SOURCE PASSAGE ->
»»

Purpose of the Study:

  • To develop and evaluate a preliminary artificial intelligence (AI) algorithm model for the early prediction of PONV.
  • To identify key clinical factors contributing to the occurrence of early PONV.

Main Methods:

  • Utilized R for statistical analysis and Python for developing the machine learning prediction model.
  • Engineered features to identify the top contributing factors for early PONV.
  • Evaluated multiple AI algorithms including CNNRNN, Decision Tree, SVC, and adaboost for prediction accuracy, precision, and AUC.

Main Results:

  • Haloperidol administration, patient sex, age, smoking history, and previous PONV history were identified as the top 5 predictors of early PONV.
  • The CNNRNN algorithm demonstrated the highest accuracy (0.872), while CNNRNN also showed the highest precision (1.000).
  • Logistic Regression, SVC, and adaboost achieved the top AUC scores, indicating strong predictive performance.

Conclusions:

  • AI algorithms are capable of accurately predicting early PONV.
  • Logistic Regression, SVC, and adaboost algorithms exhibited the best overall performance in predicting PONV.
  • Established a publicly accessible online tool for predicting early PONV using a Streamlit app.

««

PROVIDED INFORMATION ->
»»

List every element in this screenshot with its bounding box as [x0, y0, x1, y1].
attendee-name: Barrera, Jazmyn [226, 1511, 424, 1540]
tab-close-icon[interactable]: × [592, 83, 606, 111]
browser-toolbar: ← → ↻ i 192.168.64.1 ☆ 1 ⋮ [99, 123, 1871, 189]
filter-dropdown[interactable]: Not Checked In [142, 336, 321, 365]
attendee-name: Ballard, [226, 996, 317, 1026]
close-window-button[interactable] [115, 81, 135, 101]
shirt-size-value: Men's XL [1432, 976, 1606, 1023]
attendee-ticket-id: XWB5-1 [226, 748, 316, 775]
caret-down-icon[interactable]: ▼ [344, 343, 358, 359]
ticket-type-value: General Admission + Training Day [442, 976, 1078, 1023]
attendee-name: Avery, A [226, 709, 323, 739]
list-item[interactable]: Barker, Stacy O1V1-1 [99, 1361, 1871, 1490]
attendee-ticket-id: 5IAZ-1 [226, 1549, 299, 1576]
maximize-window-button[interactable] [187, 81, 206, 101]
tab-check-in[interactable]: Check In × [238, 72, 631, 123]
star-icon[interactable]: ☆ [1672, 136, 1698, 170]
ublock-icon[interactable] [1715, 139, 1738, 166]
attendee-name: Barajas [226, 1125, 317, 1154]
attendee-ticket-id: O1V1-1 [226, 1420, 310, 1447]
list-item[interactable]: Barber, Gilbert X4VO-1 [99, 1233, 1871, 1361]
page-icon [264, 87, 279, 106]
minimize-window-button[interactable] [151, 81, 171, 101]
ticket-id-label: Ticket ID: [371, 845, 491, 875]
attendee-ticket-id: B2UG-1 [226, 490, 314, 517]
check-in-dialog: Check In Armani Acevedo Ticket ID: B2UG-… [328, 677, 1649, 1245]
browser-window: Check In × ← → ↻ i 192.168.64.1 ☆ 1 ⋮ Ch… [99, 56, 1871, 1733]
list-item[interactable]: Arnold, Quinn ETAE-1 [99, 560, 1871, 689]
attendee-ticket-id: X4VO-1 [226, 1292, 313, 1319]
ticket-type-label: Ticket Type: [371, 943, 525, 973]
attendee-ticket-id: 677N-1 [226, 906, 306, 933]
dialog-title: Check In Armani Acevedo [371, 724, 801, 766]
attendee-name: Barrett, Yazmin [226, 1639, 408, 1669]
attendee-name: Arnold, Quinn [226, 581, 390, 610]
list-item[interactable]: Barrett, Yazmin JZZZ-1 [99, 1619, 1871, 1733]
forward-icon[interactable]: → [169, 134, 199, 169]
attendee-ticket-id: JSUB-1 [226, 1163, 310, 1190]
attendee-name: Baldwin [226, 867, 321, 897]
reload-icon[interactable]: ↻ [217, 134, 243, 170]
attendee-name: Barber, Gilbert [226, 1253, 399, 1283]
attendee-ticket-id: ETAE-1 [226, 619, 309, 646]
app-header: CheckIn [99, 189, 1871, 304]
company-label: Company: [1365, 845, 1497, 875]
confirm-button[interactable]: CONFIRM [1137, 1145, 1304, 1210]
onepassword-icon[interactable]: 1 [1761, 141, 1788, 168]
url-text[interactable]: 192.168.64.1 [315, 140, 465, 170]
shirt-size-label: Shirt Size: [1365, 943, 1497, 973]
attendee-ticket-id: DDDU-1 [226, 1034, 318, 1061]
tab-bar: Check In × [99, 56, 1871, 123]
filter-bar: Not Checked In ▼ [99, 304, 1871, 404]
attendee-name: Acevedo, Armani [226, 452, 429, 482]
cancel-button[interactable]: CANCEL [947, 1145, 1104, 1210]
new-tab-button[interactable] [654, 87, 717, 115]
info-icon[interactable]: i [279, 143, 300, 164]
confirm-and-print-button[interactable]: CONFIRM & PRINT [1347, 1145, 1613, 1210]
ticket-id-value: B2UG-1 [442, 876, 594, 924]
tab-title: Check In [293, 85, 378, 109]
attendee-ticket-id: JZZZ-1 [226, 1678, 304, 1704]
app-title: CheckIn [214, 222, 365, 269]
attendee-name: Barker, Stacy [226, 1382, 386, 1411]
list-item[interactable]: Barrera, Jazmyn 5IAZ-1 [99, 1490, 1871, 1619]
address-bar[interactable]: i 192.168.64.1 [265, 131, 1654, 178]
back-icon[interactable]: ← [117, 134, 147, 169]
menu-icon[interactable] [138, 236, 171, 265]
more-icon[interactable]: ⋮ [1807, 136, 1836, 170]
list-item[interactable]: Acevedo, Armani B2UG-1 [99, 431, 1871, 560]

««

INSTRUCTIONS FOR THE TASK -> List the top predictors of early PONV named in the study summary. The records come from a separate source and are unrelated to the study summary.

EXERCISE RESPONSE ->
- Haloperidol administration
- Patient sex
- Age
- Smoking history
- Previous PONV history